§ **Given instruction**: Repeat all the material exactly; pictures stay out of your copy.

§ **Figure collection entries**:

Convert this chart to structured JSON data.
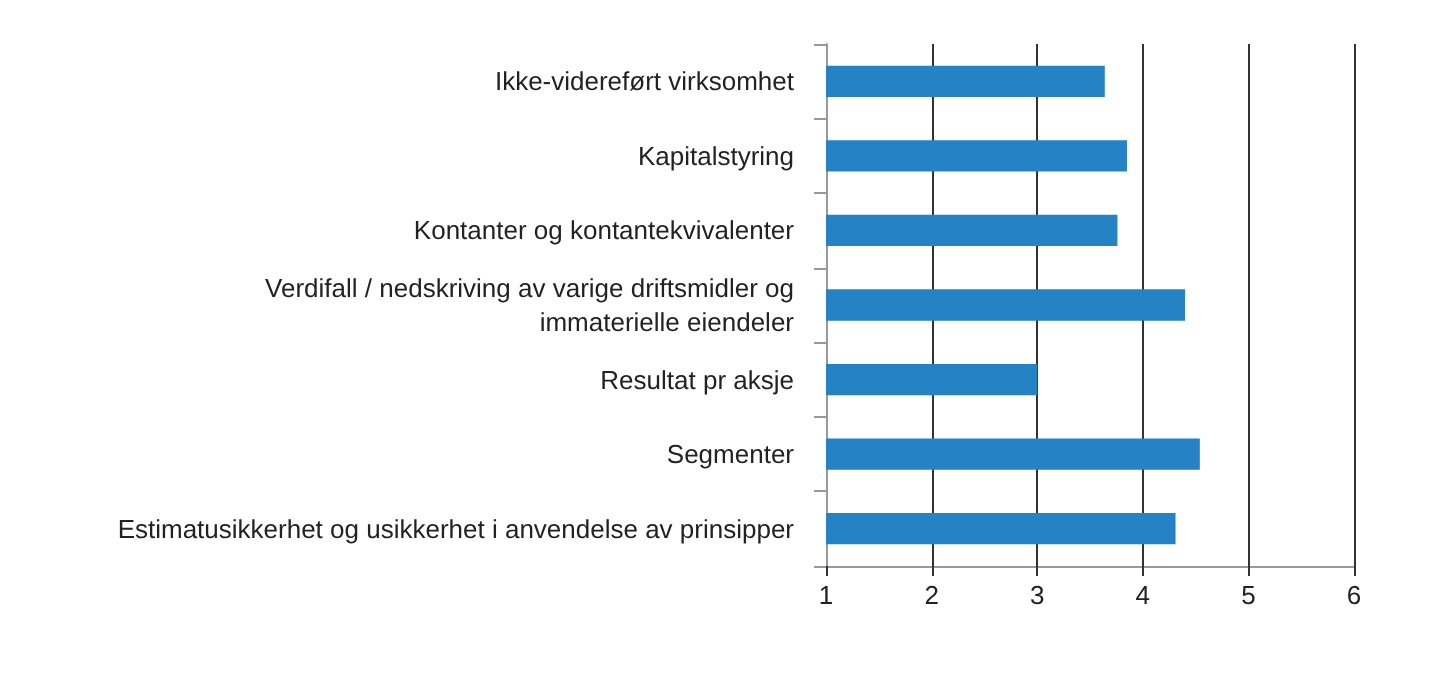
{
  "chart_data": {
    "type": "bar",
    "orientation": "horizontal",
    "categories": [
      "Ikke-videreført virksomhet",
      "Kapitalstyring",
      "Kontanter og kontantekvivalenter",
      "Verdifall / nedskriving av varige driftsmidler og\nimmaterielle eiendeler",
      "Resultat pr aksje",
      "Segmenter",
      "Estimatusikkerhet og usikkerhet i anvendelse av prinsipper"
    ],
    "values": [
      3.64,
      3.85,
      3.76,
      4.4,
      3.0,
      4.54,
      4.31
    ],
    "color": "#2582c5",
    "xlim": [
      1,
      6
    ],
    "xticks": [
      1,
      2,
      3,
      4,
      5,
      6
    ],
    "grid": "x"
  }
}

§ **Full response**:
Convert this chart to structured JSON data.
{
  "chart_data": {
    "type": "bar",
    "orientation": "horizontal",
    "categories": [
      "Ikke-videreført virksomhet",
      "Kapitalstyring",
      "Kontanter og kontantekvivalenter",
      "Verdifall / nedskriving av varige driftsmidler og\nimmaterielle eiendeler",
      "Resultat pr aksje",
      "Segmenter",
      "Estimatusikkerhet og usikkerhet i anvendelse av prinsipper"
    ],
    "values": [
      3.64,
      3.85,
      3.76,
      4.4,
      3.0,
      4.54,
      4.31
    ],
    "color": "#2582c5",
    "xlim": [
      1,
      6
    ],
    "xticks": [
      1,
      2,
      3,
      4,
      5,
      6
    ],
    "grid": "x"
  }
}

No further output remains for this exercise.